Instruction: Out of the lines below, please list those that hold the string "showerfeelings".

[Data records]
^^^^^^^^^^^^^^^^

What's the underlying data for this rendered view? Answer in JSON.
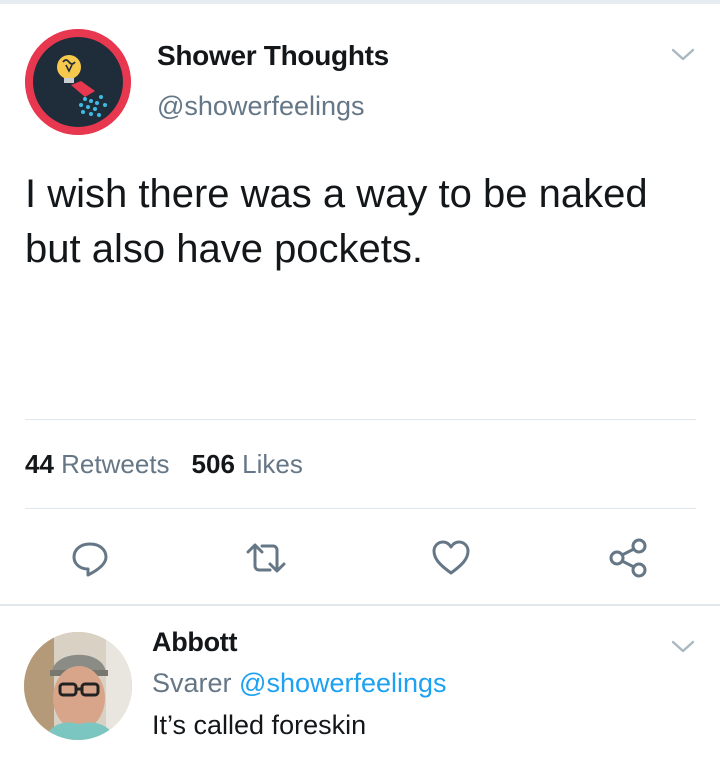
{
  "tweet": {
    "display_name": "Shower Thoughts",
    "handle": "@showerfeelings",
    "text": "I wish there was a way to be naked but also have pockets.",
    "stats": {
      "retweets_count": "44",
      "retweets_label": "Retweets",
      "likes_count": "506",
      "likes_label": "Likes"
    },
    "actions": [
      "reply",
      "retweet",
      "like",
      "share"
    ]
  },
  "reply": {
    "display_name": "Abbott",
    "context_prefix": "Svarer",
    "mention": "@showerfeelings",
    "text": "It’s called foreskin"
  },
  "colors": {
    "text_primary": "#14171a",
    "text_secondary": "#657786",
    "link": "#1da1f2",
    "avatar_ring": "#e8384f",
    "divider": "#e1e8ed"
  }
}
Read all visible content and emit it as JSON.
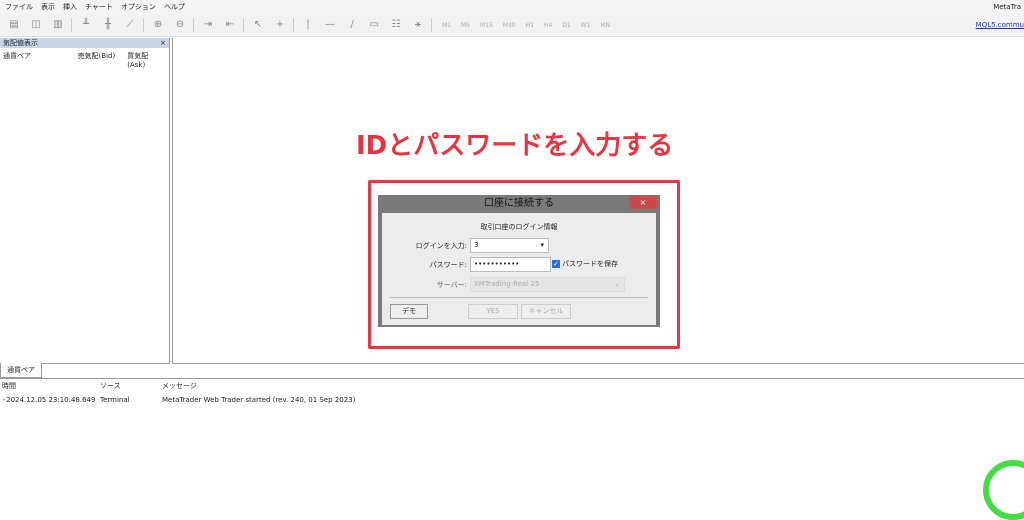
{
  "menu": [
    "ファイル",
    "表示",
    "挿入",
    "チャート",
    "オプション",
    "ヘルプ"
  ],
  "app_title": "MetaTra",
  "timeframes": [
    "M1",
    "M5",
    "M15",
    "M30",
    "H1",
    "H4",
    "D1",
    "W1",
    "MN"
  ],
  "link": "MQL5.commu",
  "market_watch": {
    "title": "気配値表示",
    "close": "×",
    "cols": [
      "通貨ペア",
      "売気配(Bid)",
      "買気配(Ask)"
    ],
    "tab": "通貨ペア"
  },
  "annotation": "IDとパスワードを入力する",
  "dialog": {
    "title": "口座に接続する",
    "close": "×",
    "subtitle": "取引口座のログイン情報",
    "login_label": "ログインを入力:",
    "login_value": "3",
    "password_label": "パスワード:",
    "password_value": "•••••••••••",
    "save_password": "パスワードを保存",
    "server_label": "サーバー:",
    "server_value": "XMTrading-Real 25",
    "demo": "デモ",
    "yes": "YES",
    "cancel": "キャンセル"
  },
  "log": {
    "cols": [
      "時間",
      "ソース",
      "メッセージ"
    ],
    "rows": [
      {
        "time": "2024.12.05 23:10:48.649",
        "source": "Terminal",
        "message": "MetaTrader Web Trader started (rev. 240, 01 Sep 2023)"
      }
    ]
  }
}
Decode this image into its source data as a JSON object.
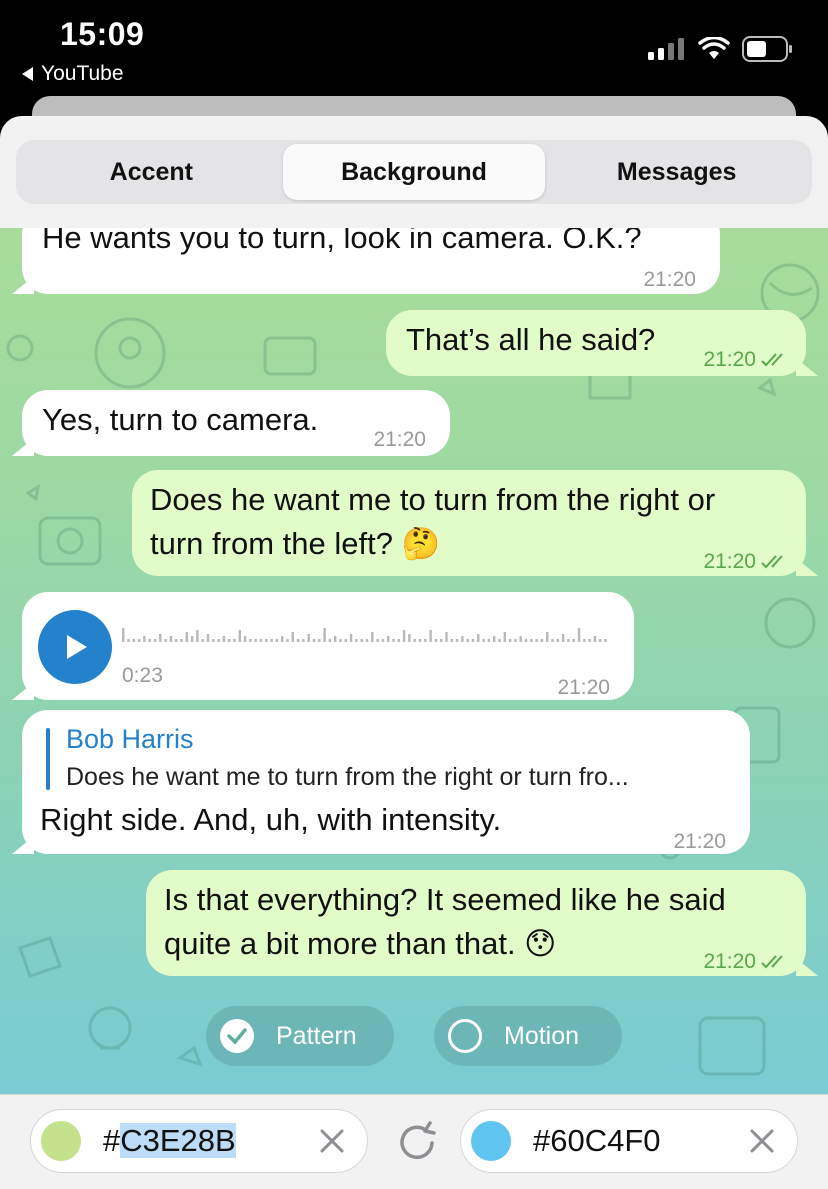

^^^^^^^^^^^^^^^^

Task response:
    "handle": "@showerfeelings",
    "mention": "@showerfeelings",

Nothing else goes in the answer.